#### WHAT YOU SHOULD DO
Type out all the records word for word. Any pictures are to be left out.

#### SUPPLIED RECORDS
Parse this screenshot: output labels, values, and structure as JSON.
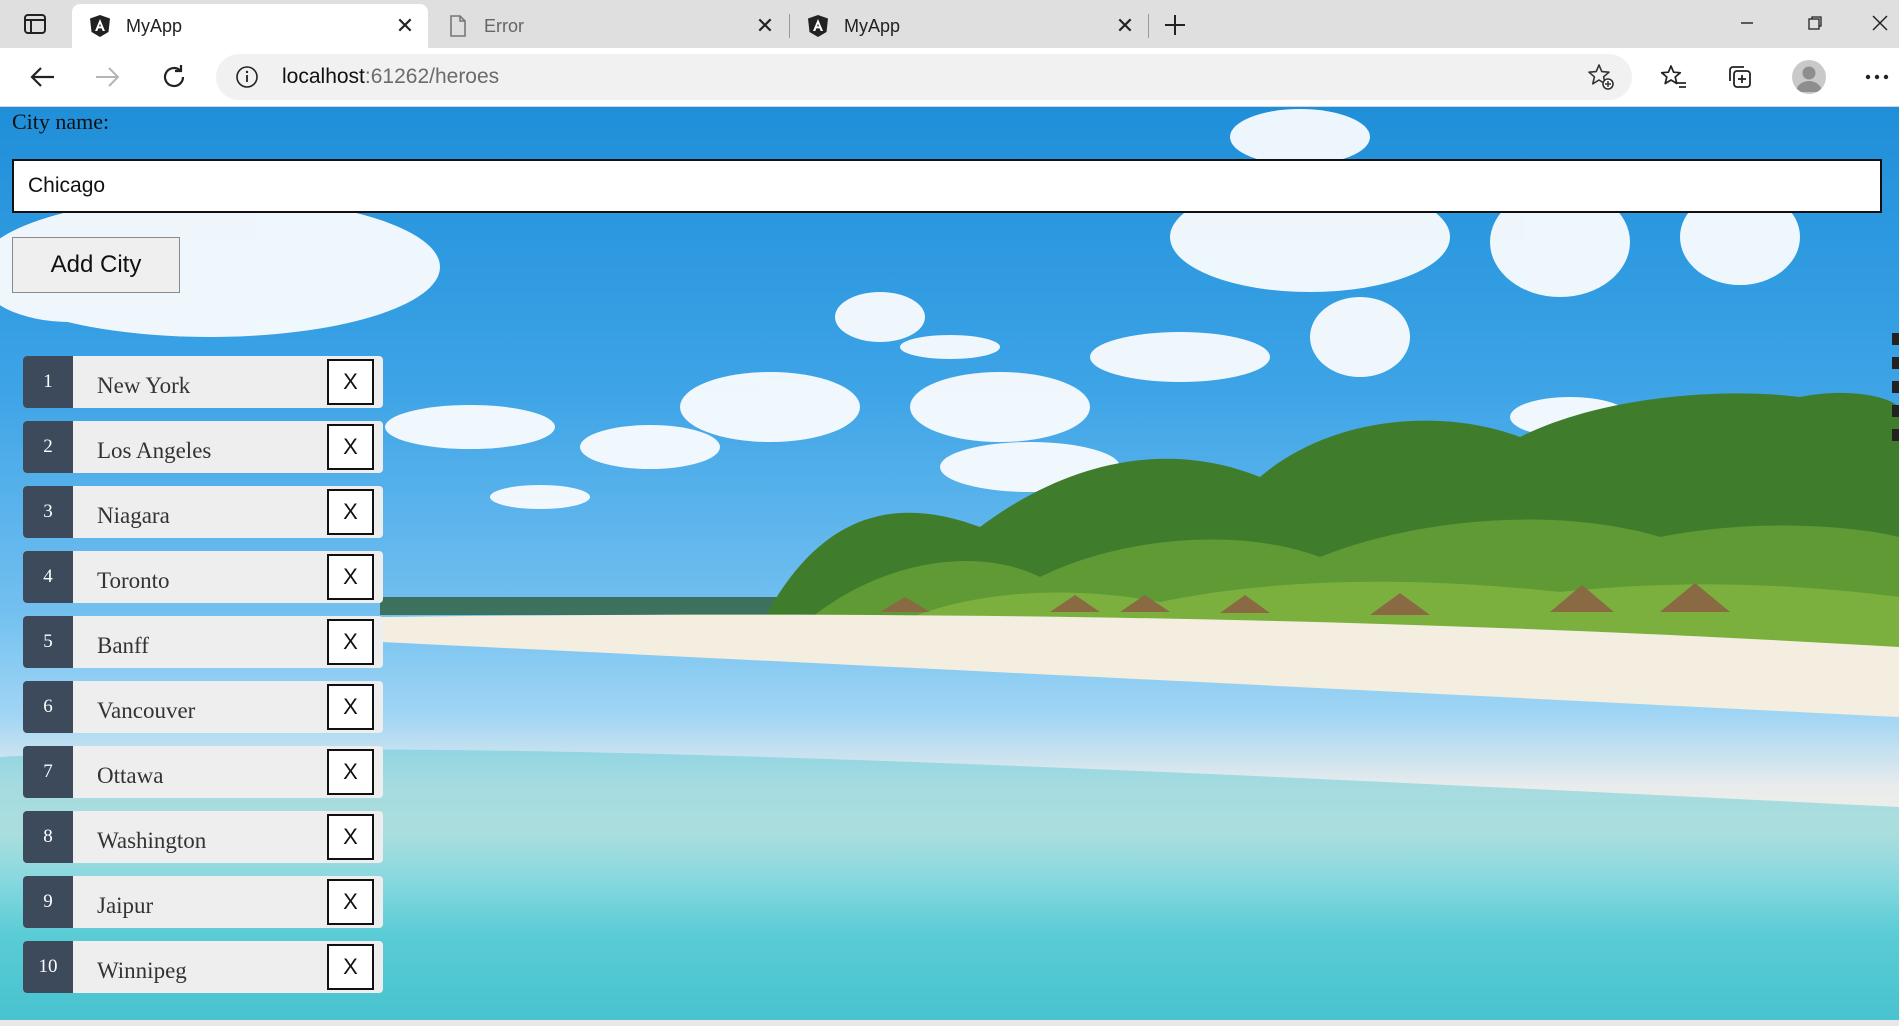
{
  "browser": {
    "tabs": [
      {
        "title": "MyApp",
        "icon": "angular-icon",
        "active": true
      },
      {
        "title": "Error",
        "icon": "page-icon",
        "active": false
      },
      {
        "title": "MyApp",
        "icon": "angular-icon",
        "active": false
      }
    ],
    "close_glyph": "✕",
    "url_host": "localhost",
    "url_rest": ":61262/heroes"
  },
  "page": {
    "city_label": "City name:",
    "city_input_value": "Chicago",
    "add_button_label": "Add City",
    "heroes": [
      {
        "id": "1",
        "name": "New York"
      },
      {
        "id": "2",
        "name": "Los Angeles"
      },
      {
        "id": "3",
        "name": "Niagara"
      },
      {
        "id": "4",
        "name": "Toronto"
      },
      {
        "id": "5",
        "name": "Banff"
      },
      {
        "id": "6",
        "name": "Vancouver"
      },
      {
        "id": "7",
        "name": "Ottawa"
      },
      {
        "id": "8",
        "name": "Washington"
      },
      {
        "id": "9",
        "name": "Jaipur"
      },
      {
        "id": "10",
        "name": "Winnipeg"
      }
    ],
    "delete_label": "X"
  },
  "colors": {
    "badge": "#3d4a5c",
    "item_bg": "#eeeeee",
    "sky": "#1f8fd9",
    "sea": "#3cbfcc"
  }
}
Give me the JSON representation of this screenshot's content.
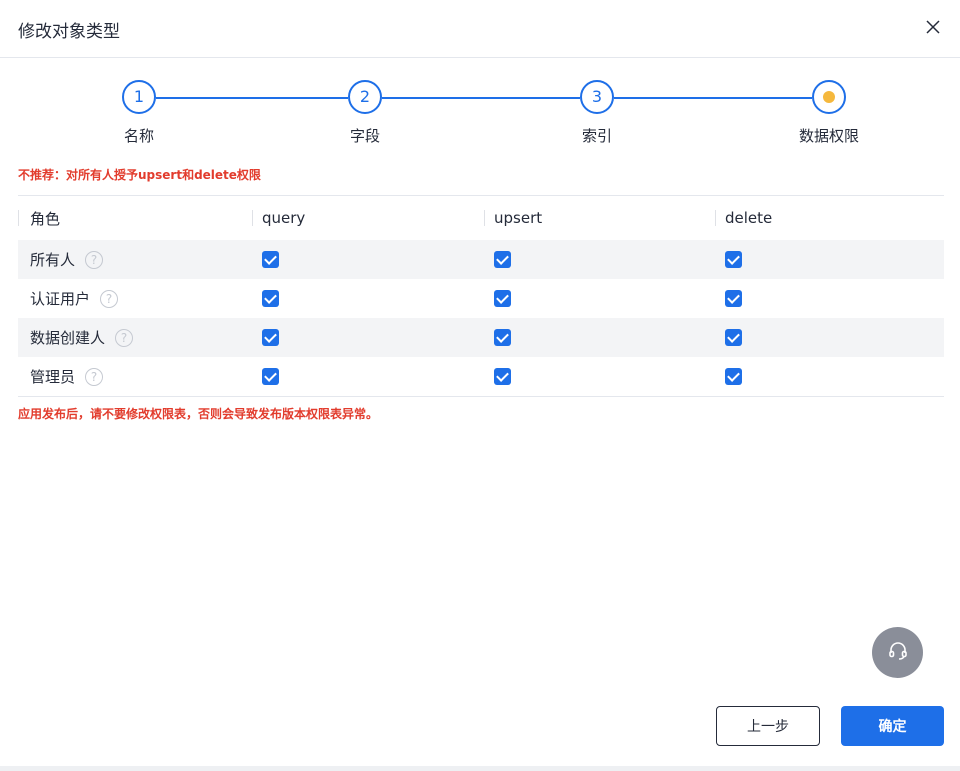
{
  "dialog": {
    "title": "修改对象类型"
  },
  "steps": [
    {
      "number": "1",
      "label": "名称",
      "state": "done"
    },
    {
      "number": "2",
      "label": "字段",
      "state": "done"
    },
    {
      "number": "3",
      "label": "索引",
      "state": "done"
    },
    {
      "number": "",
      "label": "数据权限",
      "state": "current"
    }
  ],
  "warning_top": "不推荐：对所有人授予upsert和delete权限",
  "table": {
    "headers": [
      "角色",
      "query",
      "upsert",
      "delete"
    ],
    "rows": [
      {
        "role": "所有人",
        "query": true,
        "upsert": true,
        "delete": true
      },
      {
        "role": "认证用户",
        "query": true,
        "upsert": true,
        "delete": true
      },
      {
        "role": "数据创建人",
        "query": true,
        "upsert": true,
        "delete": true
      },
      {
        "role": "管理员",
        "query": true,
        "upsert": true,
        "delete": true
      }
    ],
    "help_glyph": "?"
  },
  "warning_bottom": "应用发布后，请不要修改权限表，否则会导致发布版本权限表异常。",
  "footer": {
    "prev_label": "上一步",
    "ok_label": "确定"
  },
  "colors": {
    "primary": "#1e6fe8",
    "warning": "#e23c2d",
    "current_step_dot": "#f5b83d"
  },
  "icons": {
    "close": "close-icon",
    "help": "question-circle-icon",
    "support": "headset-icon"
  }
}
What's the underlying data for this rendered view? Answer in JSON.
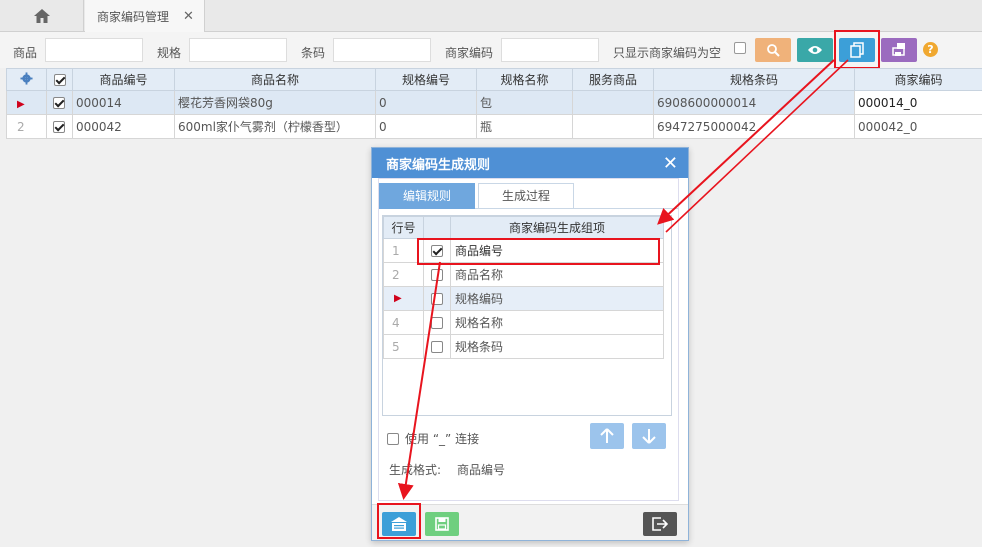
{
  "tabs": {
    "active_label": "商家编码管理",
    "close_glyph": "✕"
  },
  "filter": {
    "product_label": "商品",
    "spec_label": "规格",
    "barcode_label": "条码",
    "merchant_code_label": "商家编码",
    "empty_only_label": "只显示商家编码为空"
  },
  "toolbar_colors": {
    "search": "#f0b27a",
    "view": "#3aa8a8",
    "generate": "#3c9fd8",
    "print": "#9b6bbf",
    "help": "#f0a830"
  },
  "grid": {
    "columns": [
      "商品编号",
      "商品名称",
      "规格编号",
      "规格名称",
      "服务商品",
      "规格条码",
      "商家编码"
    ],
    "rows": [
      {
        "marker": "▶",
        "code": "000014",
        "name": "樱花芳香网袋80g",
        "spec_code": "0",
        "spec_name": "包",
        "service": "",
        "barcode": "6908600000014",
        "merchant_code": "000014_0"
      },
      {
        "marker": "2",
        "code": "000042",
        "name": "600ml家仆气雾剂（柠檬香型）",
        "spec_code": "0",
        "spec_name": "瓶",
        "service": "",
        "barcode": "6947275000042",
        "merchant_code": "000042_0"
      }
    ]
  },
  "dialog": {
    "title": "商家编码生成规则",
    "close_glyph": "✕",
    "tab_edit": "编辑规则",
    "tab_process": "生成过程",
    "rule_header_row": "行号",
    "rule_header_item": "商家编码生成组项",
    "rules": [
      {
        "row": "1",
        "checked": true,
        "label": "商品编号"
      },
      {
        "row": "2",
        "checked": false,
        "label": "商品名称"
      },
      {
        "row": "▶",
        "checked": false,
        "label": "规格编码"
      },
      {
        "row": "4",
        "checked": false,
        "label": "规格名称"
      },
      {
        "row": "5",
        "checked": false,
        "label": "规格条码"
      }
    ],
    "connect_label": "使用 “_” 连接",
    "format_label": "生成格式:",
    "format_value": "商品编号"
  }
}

#### OUTPUT OF THE TASK
Parse this screenshot: output labels, values, and structure as JSON.
{
  "browser": {
    "tabs": [
      {
        "title": "MyApp",
        "icon": "angular-icon",
        "active": true
      },
      {
        "title": "Error",
        "icon": "page-icon",
        "active": false
      },
      {
        "title": "MyApp",
        "icon": "angular-icon",
        "active": false
      }
    ],
    "close_glyph": "✕",
    "url_host": "localhost",
    "url_rest": ":61262/heroes"
  },
  "page": {
    "city_label": "City name:",
    "city_input_value": "Chicago",
    "add_button_label": "Add City",
    "heroes": [
      {
        "id": "1",
        "name": "New York"
      },
      {
        "id": "2",
        "name": "Los Angeles"
      },
      {
        "id": "3",
        "name": "Niagara"
      },
      {
        "id": "4",
        "name": "Toronto"
      },
      {
        "id": "5",
        "name": "Banff"
      },
      {
        "id": "6",
        "name": "Vancouver"
      },
      {
        "id": "7",
        "name": "Ottawa"
      },
      {
        "id": "8",
        "name": "Washington"
      },
      {
        "id": "9",
        "name": "Jaipur"
      },
      {
        "id": "10",
        "name": "Winnipeg"
      }
    ],
    "delete_label": "X"
  },
  "colors": {
    "badge": "#3d4a5c",
    "item_bg": "#eeeeee",
    "sky": "#1f8fd9",
    "sea": "#3cbfcc"
  }
}
Give me the JSON representation of this screenshot's content.
{
  "dialog": {
    "title": "修改对象类型"
  },
  "steps": [
    {
      "number": "1",
      "label": "名称",
      "state": "done"
    },
    {
      "number": "2",
      "label": "字段",
      "state": "done"
    },
    {
      "number": "3",
      "label": "索引",
      "state": "done"
    },
    {
      "number": "",
      "label": "数据权限",
      "state": "current"
    }
  ],
  "warning_top": "不推荐：对所有人授予upsert和delete权限",
  "table": {
    "headers": [
      "角色",
      "query",
      "upsert",
      "delete"
    ],
    "rows": [
      {
        "role": "所有人",
        "query": true,
        "upsert": true,
        "delete": true
      },
      {
        "role": "认证用户",
        "query": true,
        "upsert": true,
        "delete": true
      },
      {
        "role": "数据创建人",
        "query": true,
        "upsert": true,
        "delete": true
      },
      {
        "role": "管理员",
        "query": true,
        "upsert": true,
        "delete": true
      }
    ],
    "help_glyph": "?"
  },
  "warning_bottom": "应用发布后，请不要修改权限表，否则会导致发布版本权限表异常。",
  "footer": {
    "prev_label": "上一步",
    "ok_label": "确定"
  },
  "colors": {
    "primary": "#1e6fe8",
    "warning": "#e23c2d",
    "current_step_dot": "#f5b83d"
  },
  "icons": {
    "close": "close-icon",
    "help": "question-circle-icon",
    "support": "headset-icon"
  }
}
What's the underlying data for this rendered view? Answer in JSON.
{
  "tabs": {
    "active_label": "商家编码管理",
    "close_glyph": "✕"
  },
  "filter": {
    "product_label": "商品",
    "spec_label": "规格",
    "barcode_label": "条码",
    "merchant_code_label": "商家编码",
    "empty_only_label": "只显示商家编码为空"
  },
  "toolbar_colors": {
    "search": "#f0b27a",
    "view": "#3aa8a8",
    "generate": "#3c9fd8",
    "print": "#9b6bbf",
    "help": "#f0a830"
  },
  "grid": {
    "columns": [
      "商品编号",
      "商品名称",
      "规格编号",
      "规格名称",
      "服务商品",
      "规格条码",
      "商家编码"
    ],
    "rows": [
      {
        "marker": "▶",
        "code": "000014",
        "name": "樱花芳香网袋80g",
        "spec_code": "0",
        "spec_name": "包",
        "service": "",
        "barcode": "6908600000014",
        "merchant_code": "000014_0"
      },
      {
        "marker": "2",
        "code": "000042",
        "name": "600ml家仆气雾剂（柠檬香型）",
        "spec_code": "0",
        "spec_name": "瓶",
        "service": "",
        "barcode": "6947275000042",
        "merchant_code": "000042_0"
      }
    ]
  },
  "dialog": {
    "title": "商家编码生成规则",
    "close_glyph": "✕",
    "tab_edit": "编辑规则",
    "tab_process": "生成过程",
    "rule_header_row": "行号",
    "rule_header_item": "商家编码生成组项",
    "rules": [
      {
        "row": "1",
        "checked": true,
        "label": "商品编号"
      },
      {
        "row": "2",
        "checked": false,
        "label": "商品名称"
      },
      {
        "row": "▶",
        "checked": false,
        "label": "规格编码"
      },
      {
        "row": "4",
        "checked": false,
        "label": "规格名称"
      },
      {
        "row": "5",
        "checked": false,
        "label": "规格条码"
      }
    ],
    "connect_label": "使用 “_” 连接",
    "format_label": "生成格式:",
    "format_value": "商品编号"
  }
}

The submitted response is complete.